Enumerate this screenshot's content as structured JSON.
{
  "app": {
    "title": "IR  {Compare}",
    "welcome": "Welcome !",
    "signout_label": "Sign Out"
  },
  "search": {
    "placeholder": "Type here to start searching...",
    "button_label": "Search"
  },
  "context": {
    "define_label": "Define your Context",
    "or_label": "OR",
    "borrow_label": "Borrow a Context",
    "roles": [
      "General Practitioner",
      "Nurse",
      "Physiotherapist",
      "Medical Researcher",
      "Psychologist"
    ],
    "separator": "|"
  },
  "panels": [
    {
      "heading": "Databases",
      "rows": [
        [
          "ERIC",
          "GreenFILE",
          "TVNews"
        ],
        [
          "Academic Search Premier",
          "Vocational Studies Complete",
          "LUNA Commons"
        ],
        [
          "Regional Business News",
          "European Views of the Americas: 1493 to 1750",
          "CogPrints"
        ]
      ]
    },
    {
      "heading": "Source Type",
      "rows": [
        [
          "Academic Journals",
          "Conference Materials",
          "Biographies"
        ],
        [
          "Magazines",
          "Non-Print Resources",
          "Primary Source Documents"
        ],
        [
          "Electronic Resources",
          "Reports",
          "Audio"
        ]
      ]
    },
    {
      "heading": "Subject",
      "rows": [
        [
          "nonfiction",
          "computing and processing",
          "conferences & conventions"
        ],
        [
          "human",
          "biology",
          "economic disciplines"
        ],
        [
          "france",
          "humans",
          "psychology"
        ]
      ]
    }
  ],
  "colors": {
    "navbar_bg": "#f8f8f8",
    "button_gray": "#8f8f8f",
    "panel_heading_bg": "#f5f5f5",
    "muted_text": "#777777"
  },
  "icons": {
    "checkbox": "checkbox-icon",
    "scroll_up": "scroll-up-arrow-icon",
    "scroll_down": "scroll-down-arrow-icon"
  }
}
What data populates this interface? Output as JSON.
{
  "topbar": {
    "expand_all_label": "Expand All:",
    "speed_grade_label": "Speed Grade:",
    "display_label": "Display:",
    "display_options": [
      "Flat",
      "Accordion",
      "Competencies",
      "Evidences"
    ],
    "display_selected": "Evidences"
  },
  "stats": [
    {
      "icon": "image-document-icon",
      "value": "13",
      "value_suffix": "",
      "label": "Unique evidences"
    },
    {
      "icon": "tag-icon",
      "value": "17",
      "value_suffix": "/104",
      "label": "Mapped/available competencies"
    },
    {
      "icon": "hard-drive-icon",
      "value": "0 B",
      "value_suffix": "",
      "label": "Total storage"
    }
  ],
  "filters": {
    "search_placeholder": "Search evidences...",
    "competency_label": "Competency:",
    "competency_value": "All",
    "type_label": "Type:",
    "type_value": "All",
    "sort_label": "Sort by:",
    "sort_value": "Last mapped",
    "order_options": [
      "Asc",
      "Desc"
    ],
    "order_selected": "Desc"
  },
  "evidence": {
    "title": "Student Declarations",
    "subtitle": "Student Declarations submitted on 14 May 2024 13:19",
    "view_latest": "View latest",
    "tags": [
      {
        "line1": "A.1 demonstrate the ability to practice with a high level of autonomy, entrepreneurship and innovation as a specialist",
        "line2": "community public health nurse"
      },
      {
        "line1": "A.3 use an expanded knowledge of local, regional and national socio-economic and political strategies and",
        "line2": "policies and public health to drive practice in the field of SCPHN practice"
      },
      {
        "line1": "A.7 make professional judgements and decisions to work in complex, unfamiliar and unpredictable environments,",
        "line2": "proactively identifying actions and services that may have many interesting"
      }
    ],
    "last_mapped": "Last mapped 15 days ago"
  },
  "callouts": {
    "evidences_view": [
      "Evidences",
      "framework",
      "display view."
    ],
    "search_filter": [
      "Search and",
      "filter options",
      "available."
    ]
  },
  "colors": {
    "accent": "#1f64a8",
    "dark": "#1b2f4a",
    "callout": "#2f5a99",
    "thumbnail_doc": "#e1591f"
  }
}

☆ ☆ ☆ ☆

Check each line of the records above for "economic", and copy those that have it.

RESULT OF THE TASK -
          "economic disciplines"
        "line1": "A.3 use an expanded knowledge of local, regional and national socio-economic and political strategies and",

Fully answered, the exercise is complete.